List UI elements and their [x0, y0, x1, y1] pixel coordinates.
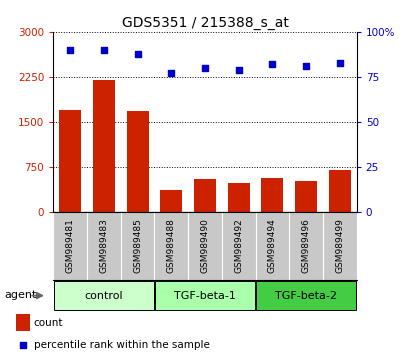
Point: [134, 51, 141, 56]
Text: GDS5351 / 215388_s_at: GDS5351 / 215388_s_at: [121, 16, 288, 30]
FancyBboxPatch shape: [256, 281, 355, 310]
FancyBboxPatch shape: [54, 281, 153, 310]
FancyBboxPatch shape: [155, 281, 254, 310]
Point: [235, 67, 241, 73]
Text: GSM989492: GSM989492: [234, 218, 243, 273]
Point: [302, 63, 309, 69]
Text: agent: agent: [4, 290, 36, 300]
Text: GSM989485: GSM989485: [133, 218, 142, 273]
Text: TGF-beta-1: TGF-beta-1: [174, 291, 235, 301]
Text: GSM989496: GSM989496: [301, 218, 310, 273]
Text: TGF-beta-2: TGF-beta-2: [274, 291, 336, 301]
Text: GSM989488: GSM989488: [166, 218, 175, 273]
Bar: [294, 181, 316, 212]
Point: [336, 60, 342, 65]
Bar: [328, 170, 350, 212]
Bar: [16, 314, 30, 331]
Bar: [261, 178, 283, 212]
Point: [20, 342, 26, 348]
Bar: [93, 80, 115, 212]
Point: [168, 70, 174, 76]
Bar: [227, 183, 249, 212]
Bar: [126, 111, 148, 212]
Text: GSM989499: GSM989499: [335, 218, 344, 273]
Point: [268, 62, 275, 67]
Bar: [59, 110, 81, 212]
Text: GSM989483: GSM989483: [99, 218, 108, 273]
Text: GSM989490: GSM989490: [200, 218, 209, 273]
Point: [67, 47, 73, 53]
Bar: [160, 190, 182, 212]
Text: GSM989481: GSM989481: [65, 218, 74, 273]
Text: control: control: [84, 291, 123, 301]
Bar: [193, 179, 216, 212]
Text: count: count: [34, 318, 63, 327]
Text: percentile rank within the sample: percentile rank within the sample: [34, 339, 209, 350]
Point: [100, 47, 107, 53]
Text: GSM989494: GSM989494: [267, 218, 276, 273]
Point: [201, 65, 208, 71]
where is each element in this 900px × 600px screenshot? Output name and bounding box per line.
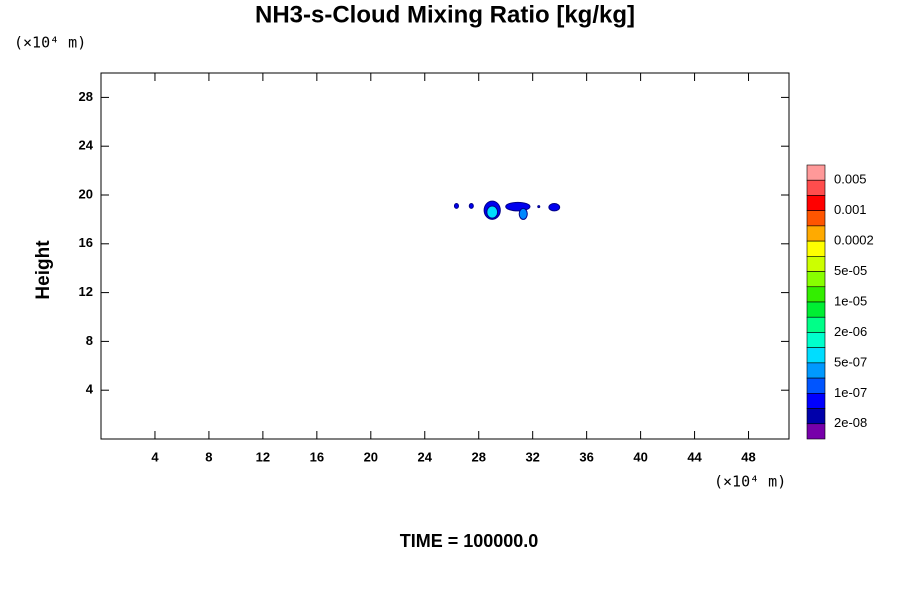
x-tick-label: 36 xyxy=(579,449,593,464)
colorbar-swatch xyxy=(806,225,826,242)
x-tick-label: 44 xyxy=(687,449,702,464)
x-tick-label: 8 xyxy=(205,449,212,464)
chart-title: NH3-s-Cloud Mixing Ratio [kg/kg] xyxy=(255,1,635,28)
colorbar-swatch xyxy=(806,195,826,211)
colorbar-label: 1e-07 xyxy=(834,385,867,400)
y-unit: (×10⁴ m) xyxy=(14,34,86,52)
colorbar-swatch xyxy=(806,210,826,227)
colorbar-swatch xyxy=(806,179,826,196)
y-tick-label: 28 xyxy=(79,89,93,104)
x-tick-label: 16 xyxy=(310,449,324,464)
x-tick-label: 40 xyxy=(633,449,647,464)
plot-frame xyxy=(100,72,790,440)
x-tick-label: 48 xyxy=(741,449,755,464)
colorbar-swatch xyxy=(806,377,826,394)
colorbar-swatch xyxy=(806,408,826,425)
colorbar-swatch xyxy=(806,332,826,348)
colorbar-label: 2e-06 xyxy=(834,324,867,339)
colorbar-swatch xyxy=(806,240,826,257)
colorbar-swatch xyxy=(806,271,826,288)
colorbar-swatch xyxy=(806,347,826,364)
colorbar-swatch xyxy=(806,316,826,333)
cloud-patch xyxy=(468,203,474,209)
colorbar-label: 0.005 xyxy=(834,172,867,187)
colorbar-swatch xyxy=(806,301,826,318)
cloud-patch xyxy=(486,205,499,219)
cloud-patch xyxy=(453,203,459,209)
x-unit: (×10⁴ m) xyxy=(714,473,786,491)
y-tick-label: 4 xyxy=(86,382,94,397)
y-tick-label: 24 xyxy=(79,138,94,153)
colorbar-swatch xyxy=(806,286,826,303)
colorbar-label: 2e-08 xyxy=(834,415,867,430)
cloud-patch xyxy=(518,207,528,220)
colorbar-swatch xyxy=(806,393,826,409)
colorbar-swatch xyxy=(806,362,826,379)
colorbar-swatch xyxy=(806,256,826,272)
colorbar-swatch xyxy=(806,423,826,440)
colorbar-swatch xyxy=(806,164,826,181)
colorbar-label: 5e-05 xyxy=(834,263,867,278)
footer: TIME = 100000.0 xyxy=(400,531,539,551)
cloud-patch xyxy=(548,203,561,212)
y-tick-label: 16 xyxy=(79,235,93,250)
y-axis-label: Height xyxy=(33,240,54,300)
y-tick-label: 20 xyxy=(79,186,93,201)
y-tick-label: 8 xyxy=(86,333,93,348)
colorbar-label: 0.0002 xyxy=(834,233,874,248)
x-tick-label: 4 xyxy=(151,449,159,464)
colorbar-label: 0.001 xyxy=(834,202,867,217)
x-tick-label: 24 xyxy=(418,449,433,464)
x-tick-label: 20 xyxy=(364,449,378,464)
x-tick-label: 12 xyxy=(256,449,270,464)
x-tick-label: 28 xyxy=(471,449,485,464)
y-tick-label: 12 xyxy=(79,284,93,299)
colorbar-label: 1e-05 xyxy=(834,293,867,308)
colorbar-label: 5e-07 xyxy=(834,354,867,369)
cloud-patch xyxy=(537,205,541,209)
x-tick-label: 32 xyxy=(525,449,539,464)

▶ [Exercise aim]
Copy every item above word for word, leaving out the pictures.

▶ [Output for this exercise]
List UI elements and their [x0, y0, x1, y1] pixel coordinates.
Point: [134, 51, 141, 56]
Text: GDS5351 / 215388_s_at: GDS5351 / 215388_s_at: [121, 16, 288, 30]
FancyBboxPatch shape: [256, 281, 355, 310]
FancyBboxPatch shape: [54, 281, 153, 310]
FancyBboxPatch shape: [155, 281, 254, 310]
Point: [235, 67, 241, 73]
Text: GSM989492: GSM989492: [234, 218, 243, 273]
Point: [302, 63, 309, 69]
Text: agent: agent: [4, 290, 36, 300]
Text: GSM989485: GSM989485: [133, 218, 142, 273]
Text: TGF-beta-1: TGF-beta-1: [174, 291, 235, 301]
Text: GSM989496: GSM989496: [301, 218, 310, 273]
Text: TGF-beta-2: TGF-beta-2: [274, 291, 336, 301]
Text: GSM989488: GSM989488: [166, 218, 175, 273]
Bar: [294, 181, 316, 212]
Point: [336, 60, 342, 65]
Bar: [328, 170, 350, 212]
Bar: [16, 314, 30, 331]
Bar: [261, 178, 283, 212]
Point: [20, 342, 26, 348]
Bar: [93, 80, 115, 212]
Point: [168, 70, 174, 76]
Bar: [227, 183, 249, 212]
Bar: [126, 111, 148, 212]
Text: GSM989499: GSM989499: [335, 218, 344, 273]
Point: [268, 62, 275, 67]
Bar: [59, 110, 81, 212]
Text: GSM989483: GSM989483: [99, 218, 108, 273]
Text: GSM989490: GSM989490: [200, 218, 209, 273]
Point: [67, 47, 73, 53]
Bar: [160, 190, 182, 212]
Text: GSM989481: GSM989481: [65, 218, 74, 273]
Text: control: control: [84, 291, 123, 301]
Bar: [193, 179, 216, 212]
Text: count: count: [34, 318, 63, 327]
Text: percentile rank within the sample: percentile rank within the sample: [34, 339, 209, 350]
Point: [100, 47, 107, 53]
Text: GSM989494: GSM989494: [267, 218, 276, 273]
Point: [201, 65, 208, 71]
where is each element in this 900px × 600px screenshot? Output name and bounding box per line.
x-tick-label: 36 xyxy=(579,449,593,464)
colorbar-swatch xyxy=(806,225,826,242)
x-tick-label: 44 xyxy=(687,449,702,464)
x-tick-label: 8 xyxy=(205,449,212,464)
chart-title: NH3-s-Cloud Mixing Ratio [kg/kg] xyxy=(255,1,635,28)
colorbar-swatch xyxy=(806,195,826,211)
colorbar-label: 1e-07 xyxy=(834,385,867,400)
y-unit: (×10⁴ m) xyxy=(14,34,86,52)
colorbar-swatch xyxy=(806,210,826,227)
colorbar-swatch xyxy=(806,179,826,196)
y-tick-label: 28 xyxy=(79,89,93,104)
x-tick-label: 16 xyxy=(310,449,324,464)
x-tick-label: 40 xyxy=(633,449,647,464)
plot-frame xyxy=(100,72,790,440)
x-tick-label: 48 xyxy=(741,449,755,464)
colorbar-swatch xyxy=(806,377,826,394)
colorbar-swatch xyxy=(806,408,826,425)
colorbar-swatch xyxy=(806,332,826,348)
colorbar-label: 2e-06 xyxy=(834,324,867,339)
colorbar-swatch xyxy=(806,240,826,257)
colorbar-swatch xyxy=(806,271,826,288)
colorbar-swatch xyxy=(806,347,826,364)
colorbar-swatch xyxy=(806,316,826,333)
cloud-patch xyxy=(468,203,474,209)
colorbar-label: 0.005 xyxy=(834,172,867,187)
colorbar-swatch xyxy=(806,301,826,318)
cloud-patch xyxy=(486,205,499,219)
cloud-patch xyxy=(453,203,459,209)
x-unit: (×10⁴ m) xyxy=(714,473,786,491)
y-tick-label: 4 xyxy=(86,382,94,397)
y-tick-label: 24 xyxy=(79,138,94,153)
colorbar-swatch xyxy=(806,286,826,303)
colorbar-label: 2e-08 xyxy=(834,415,867,430)
cloud-patch xyxy=(518,207,528,220)
colorbar-swatch xyxy=(806,393,826,409)
colorbar-swatch xyxy=(806,362,826,379)
colorbar-swatch xyxy=(806,256,826,272)
colorbar-swatch xyxy=(806,423,826,440)
colorbar-swatch xyxy=(806,164,826,181)
colorbar-label: 5e-05 xyxy=(834,263,867,278)
footer: TIME = 100000.0 xyxy=(400,531,539,551)
cloud-patch xyxy=(548,203,561,212)
y-tick-label: 16 xyxy=(79,235,93,250)
y-axis-label: Height xyxy=(33,240,54,300)
y-tick-label: 20 xyxy=(79,186,93,201)
y-tick-label: 8 xyxy=(86,333,93,348)
colorbar-label: 0.0002 xyxy=(834,233,874,248)
x-tick-label: 4 xyxy=(151,449,159,464)
colorbar-label: 0.001 xyxy=(834,202,867,217)
x-tick-label: 24 xyxy=(418,449,433,464)
x-tick-label: 20 xyxy=(364,449,378,464)
x-tick-label: 12 xyxy=(256,449,270,464)
x-tick-label: 28 xyxy=(471,449,485,464)
y-tick-label: 12 xyxy=(79,284,93,299)
colorbar-label: 1e-05 xyxy=(834,293,867,308)
colorbar-label: 5e-07 xyxy=(834,354,867,369)
cloud-patch xyxy=(537,205,541,209)
x-tick-label: 32 xyxy=(525,449,539,464)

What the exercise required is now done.